• [WHAT YOU ARE ASKED TO DO] Take all the material and copy it exactly.

Stored data
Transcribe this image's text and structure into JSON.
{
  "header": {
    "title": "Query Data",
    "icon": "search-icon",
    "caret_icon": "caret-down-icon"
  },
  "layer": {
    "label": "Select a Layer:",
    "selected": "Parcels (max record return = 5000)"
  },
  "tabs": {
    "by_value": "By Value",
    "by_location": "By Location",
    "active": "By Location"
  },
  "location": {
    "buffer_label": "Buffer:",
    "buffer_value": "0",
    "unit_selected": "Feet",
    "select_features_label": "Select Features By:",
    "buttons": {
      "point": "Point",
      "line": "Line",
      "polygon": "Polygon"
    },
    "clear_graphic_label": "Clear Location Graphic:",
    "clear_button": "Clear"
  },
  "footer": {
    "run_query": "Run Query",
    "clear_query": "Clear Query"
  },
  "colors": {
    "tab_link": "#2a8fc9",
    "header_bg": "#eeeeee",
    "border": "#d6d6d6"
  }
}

• [WRITTEN SOLUTION]
Transcribe this image's text and structure into JSON.
{
  "header": {
    "title": "Query Data",
    "icon": "search-icon",
    "caret_icon": "caret-down-icon"
  },
  "layer": {
    "label": "Select a Layer:",
    "selected": "Parcels (max record return = 5000)"
  },
  "tabs": {
    "by_value": "By Value",
    "by_location": "By Location",
    "active": "By Location"
  },
  "location": {
    "buffer_label": "Buffer:",
    "buffer_value": "0",
    "unit_selected": "Feet",
    "select_features_label": "Select Features By:",
    "buttons": {
      "point": "Point",
      "line": "Line",
      "polygon": "Polygon"
    },
    "clear_graphic_label": "Clear Location Graphic:",
    "clear_button": "Clear"
  },
  "footer": {
    "run_query": "Run Query",
    "clear_query": "Clear Query"
  },
  "colors": {
    "tab_link": "#2a8fc9",
    "header_bg": "#eeeeee",
    "border": "#d6d6d6"
  }
}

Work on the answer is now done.